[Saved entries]
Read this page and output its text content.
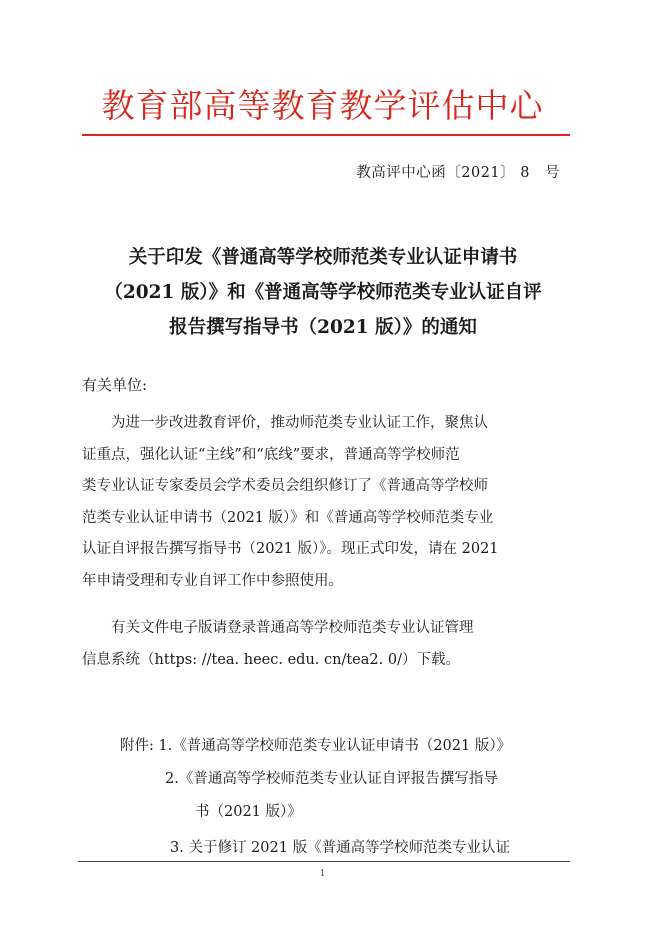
教育部高等教育教学评估中心
教高评中心函〔2021〕 8　号
关于印发《普通高等学校师范类专业认证申请书
（2021 版）》和《普通高等学校师范类专业认证自评
报告撰写指导书（2021 版）》的通知
有关单位:
　　为进一步改进教育评价，推动师范类专业认证工作，聚焦认
证重点，强化认证“主线”和“底线”要求，普通高等学校师范
类专业认证专家委员会学术委员会组织修订了《普通高等学校师
范类专业认证申请书（2021 版）》和《普通高等学校师范类专业
认证自评报告撰写指导书（2021 版）》。现正式印发，请在 2021
年申请受理和专业自评工作中参照使用。
　　有关文件电子版请登录普通高等学校师范类专业认证管理
信息系统（https: //tea. heec. edu. cn/tea2. 0/）下载。
附件: 1.《普通高等学校师范类专业认证申请书（2021 版）》
2.《普通高等学校师范类专业认证自评报告撰写指导
书（2021 版）》
3. 关于修订 2021 版《普通高等学校师范类专业认证
1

**Exercise requirements:** Without the pictures, restate all of the entries above verbatim.

**Full output:**
Read this page and output its text content.
教育部高等教育教学评估中心
教高评中心函〔2021〕 8　号
关于印发《普通高等学校师范类专业认证申请书
（2021 版）》和《普通高等学校师范类专业认证自评
报告撰写指导书（2021 版）》的通知
有关单位:
　　为进一步改进教育评价，推动师范类专业认证工作，聚焦认
证重点，强化认证“主线”和“底线”要求，普通高等学校师范
类专业认证专家委员会学术委员会组织修订了《普通高等学校师
范类专业认证申请书（2021 版）》和《普通高等学校师范类专业
认证自评报告撰写指导书（2021 版）》。现正式印发，请在 2021
年申请受理和专业自评工作中参照使用。
　　有关文件电子版请登录普通高等学校师范类专业认证管理
信息系统（https: //tea. heec. edu. cn/tea2. 0/）下载。
附件: 1.《普通高等学校师范类专业认证申请书（2021 版）》
2.《普通高等学校师范类专业认证自评报告撰写指导
书（2021 版）》
3. 关于修订 2021 版《普通高等学校师范类专业认证
1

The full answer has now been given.